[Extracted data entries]
-- -- --

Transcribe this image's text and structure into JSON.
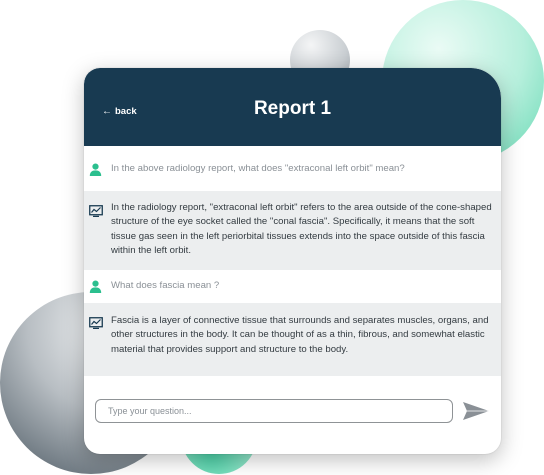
{
  "header": {
    "back_label": "back",
    "title": "Report 1",
    "background_color": "#183a51"
  },
  "conversation": [
    {
      "role": "user",
      "icon": "user-icon",
      "text": "In the above radiology report, what does \"extraconal left orbit\" mean?"
    },
    {
      "role": "assistant",
      "icon": "chart-monitor-icon",
      "text": "In the radiology report, \"extraconal left orbit\" refers to the area outside of the cone-shaped structure of the eye socket called the \"conal fascia\". Specifically, it means that the soft tissue gas seen in the left periorbital tissues extends into the space outside of this fascia within the left orbit."
    },
    {
      "role": "user",
      "icon": "user-icon",
      "text": "What does fascia mean ?"
    },
    {
      "role": "assistant",
      "icon": "chart-monitor-icon",
      "text": "Fascia is a layer of connective tissue that surrounds and separates muscles, organs, and other structures in the body. It can be thought of as a thin, fibrous, and somewhat elastic material that provides support and structure to the body."
    }
  ],
  "composer": {
    "placeholder": "Type your question...",
    "value": "",
    "send_icon": "send-icon"
  },
  "colors": {
    "accent_teal": "#2bbf8e",
    "answer_background": "#eceeef",
    "question_text": "#8a9096",
    "answer_text": "#333b41"
  }
}
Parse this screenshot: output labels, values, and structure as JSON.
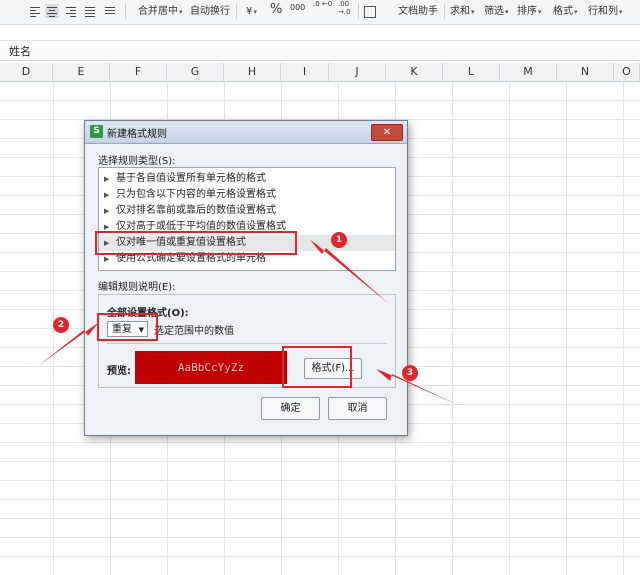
{
  "toolbar": {
    "merge_center": "合并居中",
    "wrap_text": "自动换行",
    "currency": "¥",
    "percent": "%",
    "thousands": "000",
    "inc_decimal": ".0 ←0",
    "dec_decimal": ".00 →.0",
    "doc_helper": "文档助手",
    "sum": "求和",
    "filter": "筛选",
    "sort": "排序",
    "format": "格式",
    "rows_cols": "行和列"
  },
  "namebar": {
    "value": "姓名"
  },
  "columns": [
    "D",
    "E",
    "F",
    "G",
    "H",
    "I",
    "J",
    "K",
    "L",
    "M",
    "N",
    "O"
  ],
  "dialog": {
    "title": "新建格式规则",
    "icon_glyph": "S",
    "close_glyph": "✕",
    "select_rule_type_label": "选择规则类型(S):",
    "rule_types": [
      "基于各自值设置所有单元格的格式",
      "只为包含以下内容的单元格设置格式",
      "仅对排名靠前或靠后的数值设置格式",
      "仅对高于或低于平均值的数值设置格式",
      "仅对唯一值或重复值设置格式",
      "使用公式确定要设置格式的单元格"
    ],
    "selected_rule_index": 4,
    "edit_rule_label": "编辑规则说明(E):",
    "format_all_label": "全部设置格式(O):",
    "dropdown_value": "重复",
    "range_desc": "选定范围中的数值",
    "preview_label": "预览:",
    "preview_text": "AaBbCcYyZz",
    "preview_fill": "#c00000",
    "format_button": "格式(F)...",
    "ok_button": "确定",
    "cancel_button": "取消"
  },
  "annotations": {
    "color": "#e0262a",
    "badges": [
      "1",
      "2",
      "3"
    ]
  }
}
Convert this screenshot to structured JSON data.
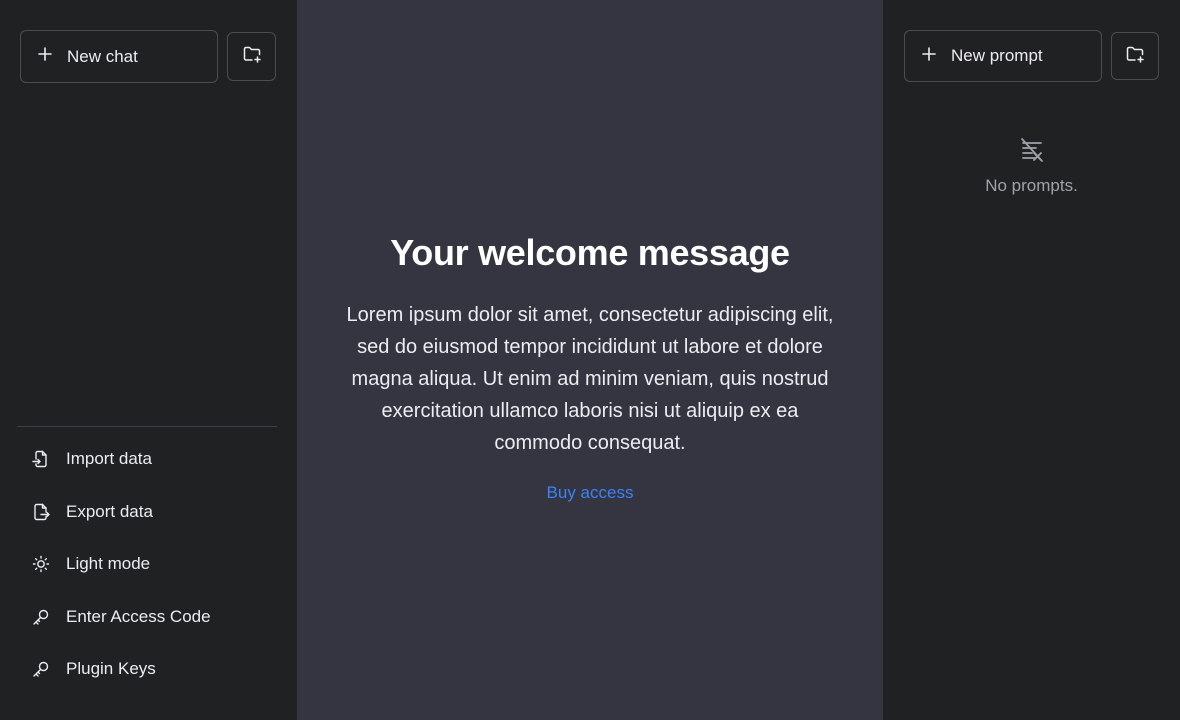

-- -- --

→ **The problem**: Copy each line of the records containing the string "does".

→ **Answer to the task**:
      "text": "In the above radiology report, what does \"extraconal left orbit\" mean?"
      "text": "What does fascia mean ?"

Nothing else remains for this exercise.